>> Begin RECORD EXTRACTS

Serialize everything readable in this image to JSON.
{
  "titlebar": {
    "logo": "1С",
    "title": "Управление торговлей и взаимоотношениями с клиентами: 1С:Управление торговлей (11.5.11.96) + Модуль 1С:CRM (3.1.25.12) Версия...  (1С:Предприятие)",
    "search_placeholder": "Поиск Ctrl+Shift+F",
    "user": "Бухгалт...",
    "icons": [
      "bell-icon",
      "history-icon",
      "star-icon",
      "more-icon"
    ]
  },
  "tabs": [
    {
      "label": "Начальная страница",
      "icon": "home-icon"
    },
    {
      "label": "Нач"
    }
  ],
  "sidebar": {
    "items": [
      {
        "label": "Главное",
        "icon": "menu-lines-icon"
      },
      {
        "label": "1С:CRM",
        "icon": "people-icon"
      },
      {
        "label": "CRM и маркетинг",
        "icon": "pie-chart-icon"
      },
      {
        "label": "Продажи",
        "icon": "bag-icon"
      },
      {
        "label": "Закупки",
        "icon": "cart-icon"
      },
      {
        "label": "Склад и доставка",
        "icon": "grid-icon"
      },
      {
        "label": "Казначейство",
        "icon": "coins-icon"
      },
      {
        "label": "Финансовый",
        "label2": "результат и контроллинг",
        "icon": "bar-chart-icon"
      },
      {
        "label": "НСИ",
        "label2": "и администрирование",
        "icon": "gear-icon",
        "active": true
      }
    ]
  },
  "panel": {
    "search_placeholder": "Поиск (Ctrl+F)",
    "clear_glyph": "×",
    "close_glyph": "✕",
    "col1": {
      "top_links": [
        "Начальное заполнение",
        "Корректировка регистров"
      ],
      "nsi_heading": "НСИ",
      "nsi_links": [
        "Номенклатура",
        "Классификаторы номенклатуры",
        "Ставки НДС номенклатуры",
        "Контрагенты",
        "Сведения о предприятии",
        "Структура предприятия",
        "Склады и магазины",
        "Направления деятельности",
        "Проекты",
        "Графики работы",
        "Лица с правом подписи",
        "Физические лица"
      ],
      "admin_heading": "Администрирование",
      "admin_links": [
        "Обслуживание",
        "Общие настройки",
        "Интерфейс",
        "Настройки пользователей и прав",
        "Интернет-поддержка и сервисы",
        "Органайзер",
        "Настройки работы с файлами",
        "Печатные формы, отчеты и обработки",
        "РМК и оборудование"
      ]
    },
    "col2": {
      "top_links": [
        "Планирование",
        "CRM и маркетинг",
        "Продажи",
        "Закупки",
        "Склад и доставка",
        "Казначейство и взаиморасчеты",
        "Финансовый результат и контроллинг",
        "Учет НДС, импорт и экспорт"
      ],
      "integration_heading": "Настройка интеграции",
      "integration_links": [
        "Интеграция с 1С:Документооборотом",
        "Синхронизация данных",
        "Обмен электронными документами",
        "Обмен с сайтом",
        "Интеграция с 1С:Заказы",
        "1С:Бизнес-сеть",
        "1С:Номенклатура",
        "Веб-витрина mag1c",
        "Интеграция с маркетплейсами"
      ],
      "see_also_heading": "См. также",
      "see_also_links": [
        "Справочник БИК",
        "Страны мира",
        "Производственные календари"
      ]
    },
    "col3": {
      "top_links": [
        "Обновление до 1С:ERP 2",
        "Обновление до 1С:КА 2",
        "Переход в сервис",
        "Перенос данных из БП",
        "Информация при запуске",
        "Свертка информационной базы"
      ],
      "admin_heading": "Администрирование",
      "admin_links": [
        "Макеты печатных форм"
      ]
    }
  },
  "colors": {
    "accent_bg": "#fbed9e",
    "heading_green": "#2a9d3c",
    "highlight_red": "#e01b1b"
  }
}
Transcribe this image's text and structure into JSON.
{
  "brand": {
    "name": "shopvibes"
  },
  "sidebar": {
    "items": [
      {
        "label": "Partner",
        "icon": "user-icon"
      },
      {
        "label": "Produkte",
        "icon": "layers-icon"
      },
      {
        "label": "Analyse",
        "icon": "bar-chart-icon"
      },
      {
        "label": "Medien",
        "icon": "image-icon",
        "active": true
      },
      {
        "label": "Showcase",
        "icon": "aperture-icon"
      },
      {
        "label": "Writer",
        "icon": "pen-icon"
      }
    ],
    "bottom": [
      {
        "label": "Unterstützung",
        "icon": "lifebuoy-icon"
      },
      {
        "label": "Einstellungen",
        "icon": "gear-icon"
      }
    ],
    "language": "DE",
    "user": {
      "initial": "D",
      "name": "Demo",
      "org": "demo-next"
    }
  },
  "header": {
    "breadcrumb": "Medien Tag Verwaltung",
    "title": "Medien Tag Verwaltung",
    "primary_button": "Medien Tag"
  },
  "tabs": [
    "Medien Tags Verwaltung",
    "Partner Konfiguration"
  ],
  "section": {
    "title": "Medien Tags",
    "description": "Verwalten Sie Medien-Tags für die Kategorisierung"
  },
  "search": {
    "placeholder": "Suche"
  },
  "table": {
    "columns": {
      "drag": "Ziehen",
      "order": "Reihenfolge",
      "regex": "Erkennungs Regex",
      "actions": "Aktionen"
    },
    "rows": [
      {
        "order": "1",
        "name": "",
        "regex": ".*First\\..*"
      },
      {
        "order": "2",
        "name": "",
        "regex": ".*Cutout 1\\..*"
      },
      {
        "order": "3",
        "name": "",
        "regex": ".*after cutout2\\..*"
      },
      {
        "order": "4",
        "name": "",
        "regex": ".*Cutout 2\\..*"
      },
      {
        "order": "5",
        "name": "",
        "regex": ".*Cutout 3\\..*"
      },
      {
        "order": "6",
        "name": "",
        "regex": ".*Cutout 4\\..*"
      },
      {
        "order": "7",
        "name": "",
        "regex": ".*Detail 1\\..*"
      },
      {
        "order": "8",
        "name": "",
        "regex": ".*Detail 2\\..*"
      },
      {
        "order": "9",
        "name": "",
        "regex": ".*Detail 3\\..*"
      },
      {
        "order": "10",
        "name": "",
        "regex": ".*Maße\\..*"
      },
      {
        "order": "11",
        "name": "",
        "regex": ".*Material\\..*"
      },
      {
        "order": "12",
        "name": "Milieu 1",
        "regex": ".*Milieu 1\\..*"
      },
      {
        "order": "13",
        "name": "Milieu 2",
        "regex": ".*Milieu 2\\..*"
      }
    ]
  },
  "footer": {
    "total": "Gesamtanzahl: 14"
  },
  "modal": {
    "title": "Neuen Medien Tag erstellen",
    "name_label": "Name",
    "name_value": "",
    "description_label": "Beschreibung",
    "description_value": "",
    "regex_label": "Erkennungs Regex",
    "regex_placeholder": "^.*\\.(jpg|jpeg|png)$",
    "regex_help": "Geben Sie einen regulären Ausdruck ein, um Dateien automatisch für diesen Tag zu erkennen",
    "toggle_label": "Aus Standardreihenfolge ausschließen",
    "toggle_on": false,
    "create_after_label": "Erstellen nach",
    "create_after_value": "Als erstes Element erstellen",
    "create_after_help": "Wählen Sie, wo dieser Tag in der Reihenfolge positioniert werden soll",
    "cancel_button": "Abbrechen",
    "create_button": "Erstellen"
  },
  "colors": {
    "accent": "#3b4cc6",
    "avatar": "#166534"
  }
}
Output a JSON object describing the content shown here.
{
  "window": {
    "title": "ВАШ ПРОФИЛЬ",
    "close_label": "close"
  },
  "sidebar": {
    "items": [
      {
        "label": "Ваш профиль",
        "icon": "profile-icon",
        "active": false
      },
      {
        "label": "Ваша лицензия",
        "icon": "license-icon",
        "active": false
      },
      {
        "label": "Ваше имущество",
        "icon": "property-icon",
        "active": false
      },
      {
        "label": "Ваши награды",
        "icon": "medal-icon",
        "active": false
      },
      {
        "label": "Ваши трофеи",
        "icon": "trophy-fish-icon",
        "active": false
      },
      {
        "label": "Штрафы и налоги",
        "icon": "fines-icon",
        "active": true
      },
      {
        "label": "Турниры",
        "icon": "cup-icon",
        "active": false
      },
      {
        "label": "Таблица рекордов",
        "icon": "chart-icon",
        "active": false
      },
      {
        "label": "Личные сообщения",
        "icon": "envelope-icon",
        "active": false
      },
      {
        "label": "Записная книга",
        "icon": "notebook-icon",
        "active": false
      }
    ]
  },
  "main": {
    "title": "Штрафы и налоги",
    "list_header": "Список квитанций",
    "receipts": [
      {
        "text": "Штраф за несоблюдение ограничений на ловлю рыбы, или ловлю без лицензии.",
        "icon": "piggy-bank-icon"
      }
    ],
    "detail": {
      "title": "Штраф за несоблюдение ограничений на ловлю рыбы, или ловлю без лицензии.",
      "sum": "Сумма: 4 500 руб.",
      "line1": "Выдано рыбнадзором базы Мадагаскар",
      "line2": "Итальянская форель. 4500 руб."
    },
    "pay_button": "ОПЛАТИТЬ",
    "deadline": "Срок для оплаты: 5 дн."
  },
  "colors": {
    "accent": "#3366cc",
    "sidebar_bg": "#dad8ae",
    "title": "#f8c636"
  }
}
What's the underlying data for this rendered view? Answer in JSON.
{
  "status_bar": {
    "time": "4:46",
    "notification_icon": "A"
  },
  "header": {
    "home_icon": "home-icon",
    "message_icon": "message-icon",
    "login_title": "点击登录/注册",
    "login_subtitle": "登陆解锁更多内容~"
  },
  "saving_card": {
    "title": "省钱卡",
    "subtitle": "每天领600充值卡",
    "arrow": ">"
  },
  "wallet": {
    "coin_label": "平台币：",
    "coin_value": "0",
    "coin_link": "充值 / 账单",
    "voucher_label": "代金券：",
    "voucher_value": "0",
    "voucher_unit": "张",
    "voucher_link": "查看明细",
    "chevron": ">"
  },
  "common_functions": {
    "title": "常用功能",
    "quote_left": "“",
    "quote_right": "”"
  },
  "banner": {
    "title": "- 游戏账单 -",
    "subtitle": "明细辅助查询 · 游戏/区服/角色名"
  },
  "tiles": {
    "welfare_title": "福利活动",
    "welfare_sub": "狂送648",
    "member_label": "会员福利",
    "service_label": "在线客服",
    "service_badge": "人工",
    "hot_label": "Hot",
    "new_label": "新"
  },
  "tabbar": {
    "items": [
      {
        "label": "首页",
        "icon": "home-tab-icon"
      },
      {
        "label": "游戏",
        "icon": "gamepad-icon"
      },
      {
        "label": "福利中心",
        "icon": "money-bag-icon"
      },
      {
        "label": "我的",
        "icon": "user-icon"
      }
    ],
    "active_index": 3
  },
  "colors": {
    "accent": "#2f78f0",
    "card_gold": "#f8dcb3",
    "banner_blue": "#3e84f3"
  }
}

>> End RECORD EXTRACTS

#### WHAT IS ASKED
Give the lines exactly as they stand, from the line with "What's the underlying" through the end of the material.

#### EXERCISE RESPONSE
What's the underlying data for this rendered view? Answer in JSON.
{
  "status_bar": {
    "time": "4:46",
    "notification_icon": "A"
  },
  "header": {
    "home_icon": "home-icon",
    "message_icon": "message-icon",
    "login_title": "点击登录/注册",
    "login_subtitle": "登陆解锁更多内容~"
  },
  "saving_card": {
    "title": "省钱卡",
    "subtitle": "每天领600充值卡",
    "arrow": ">"
  },
  "wallet": {
    "coin_label": "平台币：",
    "coin_value": "0",
    "coin_link": "充值 / 账单",
    "voucher_label": "代金券：",
    "voucher_value": "0",
    "voucher_unit": "张",
    "voucher_link": "查看明细",
    "chevron": ">"
  },
  "common_functions": {
    "title": "常用功能",
    "quote_left": "“",
    "quote_right": "”"
  },
  "banner": {
    "title": "- 游戏账单 -",
    "subtitle": "明细辅助查询 · 游戏/区服/角色名"
  },
  "tiles": {
    "welfare_title": "福利活动",
    "welfare_sub": "狂送648",
    "member_label": "会员福利",
    "service_label": "在线客服",
    "service_badge": "人工",
    "hot_label": "Hot",
    "new_label": "新"
  },
  "tabbar": {
    "items": [
      {
        "label": "首页",
        "icon": "home-tab-icon"
      },
      {
        "label": "游戏",
        "icon": "gamepad-icon"
      },
      {
        "label": "福利中心",
        "icon": "money-bag-icon"
      },
      {
        "label": "我的",
        "icon": "user-icon"
      }
    ],
    "active_index": 3
  },
  "colors": {
    "accent": "#2f78f0",
    "card_gold": "#f8dcb3",
    "banner_blue": "#3e84f3"
  }
}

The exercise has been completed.